### [WHAT IS REQUIRED]
Quote all entries exactly, leaving pictures aside.

Data records
++++++++++++++++++++
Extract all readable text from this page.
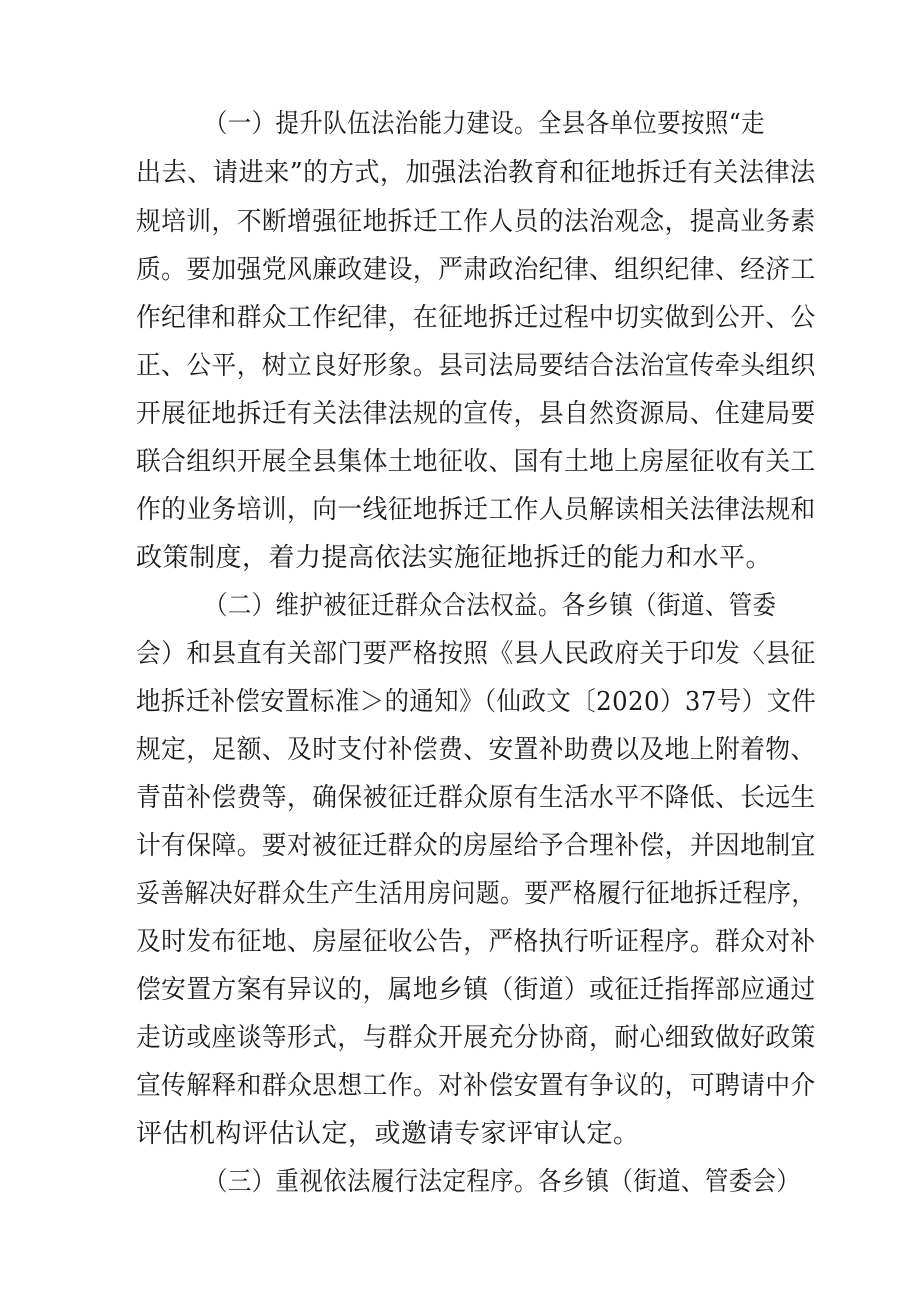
（一）提升队伍法治能力建设。全县各单位要按照“走
出去、请进来”的方式，加强法治教育和征地拆迁有关法律法
规培训，不断增强征地拆迁工作人员的法治观念，提高业务素
质。要加强党风廉政建设，严肃政治纪律、组织纪律、经济工
作纪律和群众工作纪律，在征地拆迁过程中切实做到公开、公
正、公平，树立良好形象。县司法局要结合法治宣传牵头组织
开展征地拆迁有关法律法规的宣传，县自然资源局、住建局要
联合组织开展全县集体土地征收、国有土地上房屋征收有关工
作的业务培训，向一线征地拆迁工作人员解读相关法律法规和
政策制度，着力提高依法实施征地拆迁的能力和水平。
（二）维护被征迁群众合法权益。各乡镇（街道、管委
会）和县直有关部门要严格按照《县人民政府关于印发〈县征
地拆迁补偿安置标准＞的通知》（仙政文〔2020）37号）文件
规定，足额、及时支付补偿费、安置补助费以及地上附着物、
青苗补偿费等，确保被征迁群众原有生活水平不降低、长远生
计有保障。要对被征迁群众的房屋给予合理补偿，并因地制宜
妥善解决好群众生产生活用房问题。要严格履行征地拆迁程序，
及时发布征地、房屋征收公告，严格执行听证程序。群众对补
偿安置方案有异议的，属地乡镇（街道）或征迁指挥部应通过
走访或座谈等形式，与群众开展充分协商，耐心细致做好政策
宣传解释和群众思想工作。对补偿安置有争议的，可聘请中介
评估机构评估认定，或邀请专家评审认定。
（三）重视依法履行法定程序。各乡镇（街道、管委会）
++++++++++++++++++++
### [OUTPUT]
Extract all readable text from this page.
（一）提升队伍法治能力建设。全县各单位要按照“走
出去、请进来”的方式，加强法治教育和征地拆迁有关法律法
规培训，不断增强征地拆迁工作人员的法治观念，提高业务素
质。要加强党风廉政建设，严肃政治纪律、组织纪律、经济工
作纪律和群众工作纪律，在征地拆迁过程中切实做到公开、公
正、公平，树立良好形象。县司法局要结合法治宣传牵头组织
开展征地拆迁有关法律法规的宣传，县自然资源局、住建局要
联合组织开展全县集体土地征收、国有土地上房屋征收有关工
作的业务培训，向一线征地拆迁工作人员解读相关法律法规和
政策制度，着力提高依法实施征地拆迁的能力和水平。
（二）维护被征迁群众合法权益。各乡镇（街道、管委
会）和县直有关部门要严格按照《县人民政府关于印发〈县征
地拆迁补偿安置标准＞的通知》（仙政文〔2020）37号）文件
规定，足额、及时支付补偿费、安置补助费以及地上附着物、
青苗补偿费等，确保被征迁群众原有生活水平不降低、长远生
计有保障。要对被征迁群众的房屋给予合理补偿，并因地制宜
妥善解决好群众生产生活用房问题。要严格履行征地拆迁程序，
及时发布征地、房屋征收公告，严格执行听证程序。群众对补
偿安置方案有异议的，属地乡镇（街道）或征迁指挥部应通过
走访或座谈等形式，与群众开展充分协商，耐心细致做好政策
宣传解释和群众思想工作。对补偿安置有争议的，可聘请中介
评估机构评估认定，或邀请专家评审认定。
（三）重视依法履行法定程序。各乡镇（街道、管委会）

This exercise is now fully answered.